**EXERCISE AIM**. Look through the listing and locate every line containing the word "Output"; copy those lines.

***** DATA LINES

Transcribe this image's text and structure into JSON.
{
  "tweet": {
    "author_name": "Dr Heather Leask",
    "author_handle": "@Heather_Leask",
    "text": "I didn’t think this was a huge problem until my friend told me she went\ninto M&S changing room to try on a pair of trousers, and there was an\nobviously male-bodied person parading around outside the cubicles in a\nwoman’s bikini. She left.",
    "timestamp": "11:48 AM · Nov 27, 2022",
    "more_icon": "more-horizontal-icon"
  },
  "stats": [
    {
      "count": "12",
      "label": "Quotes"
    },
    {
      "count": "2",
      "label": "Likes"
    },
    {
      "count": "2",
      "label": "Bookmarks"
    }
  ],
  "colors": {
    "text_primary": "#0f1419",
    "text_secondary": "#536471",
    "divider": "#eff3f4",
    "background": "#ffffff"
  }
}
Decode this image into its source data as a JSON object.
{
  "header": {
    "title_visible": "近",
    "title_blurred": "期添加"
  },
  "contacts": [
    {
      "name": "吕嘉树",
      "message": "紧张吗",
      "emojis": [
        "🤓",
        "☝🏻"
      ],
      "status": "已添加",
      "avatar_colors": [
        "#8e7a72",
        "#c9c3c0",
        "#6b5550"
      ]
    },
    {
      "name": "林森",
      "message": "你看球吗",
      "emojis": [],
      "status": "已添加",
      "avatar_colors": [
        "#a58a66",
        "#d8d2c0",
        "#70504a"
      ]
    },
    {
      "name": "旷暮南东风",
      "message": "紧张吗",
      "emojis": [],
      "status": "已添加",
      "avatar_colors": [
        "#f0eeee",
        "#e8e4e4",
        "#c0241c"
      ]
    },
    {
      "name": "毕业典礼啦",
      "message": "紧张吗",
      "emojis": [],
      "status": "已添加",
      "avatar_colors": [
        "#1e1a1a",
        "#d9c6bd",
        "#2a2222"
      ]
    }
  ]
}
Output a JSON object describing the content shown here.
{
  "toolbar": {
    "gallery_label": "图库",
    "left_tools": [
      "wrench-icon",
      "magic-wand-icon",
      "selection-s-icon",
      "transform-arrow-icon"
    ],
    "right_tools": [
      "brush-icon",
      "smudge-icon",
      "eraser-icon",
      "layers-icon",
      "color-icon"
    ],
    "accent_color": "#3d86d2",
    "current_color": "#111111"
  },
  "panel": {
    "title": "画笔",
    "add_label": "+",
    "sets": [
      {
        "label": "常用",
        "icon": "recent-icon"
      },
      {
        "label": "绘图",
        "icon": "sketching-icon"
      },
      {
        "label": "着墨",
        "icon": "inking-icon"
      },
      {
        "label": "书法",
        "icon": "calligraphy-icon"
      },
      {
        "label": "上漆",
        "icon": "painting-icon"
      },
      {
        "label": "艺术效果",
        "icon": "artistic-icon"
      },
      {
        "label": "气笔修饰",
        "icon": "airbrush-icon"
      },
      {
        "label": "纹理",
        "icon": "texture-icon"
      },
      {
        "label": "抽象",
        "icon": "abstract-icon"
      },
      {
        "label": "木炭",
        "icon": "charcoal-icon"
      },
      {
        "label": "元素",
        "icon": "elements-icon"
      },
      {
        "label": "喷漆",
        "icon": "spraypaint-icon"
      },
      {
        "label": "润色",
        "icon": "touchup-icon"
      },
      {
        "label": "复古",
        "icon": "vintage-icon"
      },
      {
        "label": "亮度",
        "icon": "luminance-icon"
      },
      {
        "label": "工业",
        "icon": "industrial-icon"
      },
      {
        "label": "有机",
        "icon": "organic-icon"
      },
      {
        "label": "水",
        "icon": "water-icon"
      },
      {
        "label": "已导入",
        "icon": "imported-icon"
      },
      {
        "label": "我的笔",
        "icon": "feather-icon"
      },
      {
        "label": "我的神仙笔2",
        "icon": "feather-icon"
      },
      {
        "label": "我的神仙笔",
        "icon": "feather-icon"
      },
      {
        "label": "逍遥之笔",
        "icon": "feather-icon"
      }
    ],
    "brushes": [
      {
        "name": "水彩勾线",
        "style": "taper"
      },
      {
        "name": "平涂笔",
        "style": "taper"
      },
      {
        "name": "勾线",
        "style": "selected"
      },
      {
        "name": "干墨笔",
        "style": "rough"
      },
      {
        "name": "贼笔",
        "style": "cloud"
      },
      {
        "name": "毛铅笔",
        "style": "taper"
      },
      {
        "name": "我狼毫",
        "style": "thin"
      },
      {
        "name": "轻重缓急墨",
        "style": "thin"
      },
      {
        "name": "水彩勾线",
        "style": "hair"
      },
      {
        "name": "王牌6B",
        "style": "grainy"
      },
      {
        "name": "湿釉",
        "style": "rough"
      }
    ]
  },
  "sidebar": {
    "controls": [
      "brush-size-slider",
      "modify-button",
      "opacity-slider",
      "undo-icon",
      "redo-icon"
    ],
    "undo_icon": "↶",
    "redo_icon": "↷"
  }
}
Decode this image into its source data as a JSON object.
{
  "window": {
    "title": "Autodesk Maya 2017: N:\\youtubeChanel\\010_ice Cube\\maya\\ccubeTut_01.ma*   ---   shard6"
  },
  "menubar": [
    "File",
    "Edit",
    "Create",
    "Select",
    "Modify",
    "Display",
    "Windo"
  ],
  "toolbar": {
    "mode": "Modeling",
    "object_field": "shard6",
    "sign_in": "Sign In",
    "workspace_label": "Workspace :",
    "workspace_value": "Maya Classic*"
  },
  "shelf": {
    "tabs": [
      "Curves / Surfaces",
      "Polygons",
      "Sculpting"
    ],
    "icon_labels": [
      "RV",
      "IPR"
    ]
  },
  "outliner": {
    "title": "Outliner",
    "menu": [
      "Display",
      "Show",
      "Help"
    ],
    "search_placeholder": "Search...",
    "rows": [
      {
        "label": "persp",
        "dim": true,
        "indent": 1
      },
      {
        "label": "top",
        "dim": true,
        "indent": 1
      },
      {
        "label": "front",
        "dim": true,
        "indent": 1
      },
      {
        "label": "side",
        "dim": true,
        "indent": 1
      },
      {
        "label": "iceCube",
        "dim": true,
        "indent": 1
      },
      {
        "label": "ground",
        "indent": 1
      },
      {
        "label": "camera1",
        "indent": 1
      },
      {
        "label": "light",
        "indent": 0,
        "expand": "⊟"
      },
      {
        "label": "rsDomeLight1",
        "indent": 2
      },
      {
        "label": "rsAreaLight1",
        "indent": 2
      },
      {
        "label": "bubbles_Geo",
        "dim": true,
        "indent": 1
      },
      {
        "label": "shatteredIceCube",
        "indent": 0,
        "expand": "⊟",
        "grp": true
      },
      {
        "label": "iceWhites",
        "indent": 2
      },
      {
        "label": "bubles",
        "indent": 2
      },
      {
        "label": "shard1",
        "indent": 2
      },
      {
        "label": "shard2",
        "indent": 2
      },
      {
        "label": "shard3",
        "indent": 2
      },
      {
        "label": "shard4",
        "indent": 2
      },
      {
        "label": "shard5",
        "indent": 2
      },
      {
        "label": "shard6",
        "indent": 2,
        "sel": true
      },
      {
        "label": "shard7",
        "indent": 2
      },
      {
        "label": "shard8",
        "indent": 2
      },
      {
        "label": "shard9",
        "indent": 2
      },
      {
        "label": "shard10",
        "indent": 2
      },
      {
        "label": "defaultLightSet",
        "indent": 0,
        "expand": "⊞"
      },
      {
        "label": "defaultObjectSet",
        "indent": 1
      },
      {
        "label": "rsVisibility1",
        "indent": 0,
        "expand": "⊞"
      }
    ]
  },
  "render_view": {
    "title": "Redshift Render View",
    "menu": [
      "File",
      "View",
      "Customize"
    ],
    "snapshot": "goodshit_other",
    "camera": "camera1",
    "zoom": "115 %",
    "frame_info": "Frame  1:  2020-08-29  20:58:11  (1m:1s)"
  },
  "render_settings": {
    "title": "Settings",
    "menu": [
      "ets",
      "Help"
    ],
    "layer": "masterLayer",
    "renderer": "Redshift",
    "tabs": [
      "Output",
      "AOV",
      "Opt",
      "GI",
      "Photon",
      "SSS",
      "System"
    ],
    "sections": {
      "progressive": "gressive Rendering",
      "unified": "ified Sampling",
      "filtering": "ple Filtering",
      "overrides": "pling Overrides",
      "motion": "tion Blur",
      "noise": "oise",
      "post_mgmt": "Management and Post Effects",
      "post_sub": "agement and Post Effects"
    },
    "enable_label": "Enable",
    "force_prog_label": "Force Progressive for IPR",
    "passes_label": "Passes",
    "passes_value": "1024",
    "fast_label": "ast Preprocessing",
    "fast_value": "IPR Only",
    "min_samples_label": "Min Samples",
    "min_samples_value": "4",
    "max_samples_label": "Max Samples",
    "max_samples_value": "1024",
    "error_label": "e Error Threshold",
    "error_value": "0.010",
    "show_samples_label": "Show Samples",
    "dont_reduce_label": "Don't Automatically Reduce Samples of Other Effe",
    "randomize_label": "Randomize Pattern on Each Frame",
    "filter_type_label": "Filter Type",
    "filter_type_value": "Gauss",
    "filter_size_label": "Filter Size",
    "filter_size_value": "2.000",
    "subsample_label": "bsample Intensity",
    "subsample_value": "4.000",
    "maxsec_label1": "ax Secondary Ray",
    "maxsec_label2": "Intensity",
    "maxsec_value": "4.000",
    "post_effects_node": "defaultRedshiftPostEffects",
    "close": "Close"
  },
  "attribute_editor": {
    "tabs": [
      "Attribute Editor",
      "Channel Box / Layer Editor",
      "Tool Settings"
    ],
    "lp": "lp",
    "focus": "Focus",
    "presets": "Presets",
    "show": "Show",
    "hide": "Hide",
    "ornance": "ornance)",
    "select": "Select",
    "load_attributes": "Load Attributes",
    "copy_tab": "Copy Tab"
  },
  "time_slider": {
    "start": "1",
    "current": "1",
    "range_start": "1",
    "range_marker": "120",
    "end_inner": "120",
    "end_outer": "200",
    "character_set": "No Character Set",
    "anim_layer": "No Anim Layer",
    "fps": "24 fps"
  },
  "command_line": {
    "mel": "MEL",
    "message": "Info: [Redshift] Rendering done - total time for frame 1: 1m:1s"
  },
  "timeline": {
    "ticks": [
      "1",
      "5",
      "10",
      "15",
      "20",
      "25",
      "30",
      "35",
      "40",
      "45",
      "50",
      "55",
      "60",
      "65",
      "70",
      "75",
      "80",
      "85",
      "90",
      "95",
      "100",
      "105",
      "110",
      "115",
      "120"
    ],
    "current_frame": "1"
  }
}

**********

**SOLVED PROBLEM**.
Output a JSON object describing the content shown here.
      "Output",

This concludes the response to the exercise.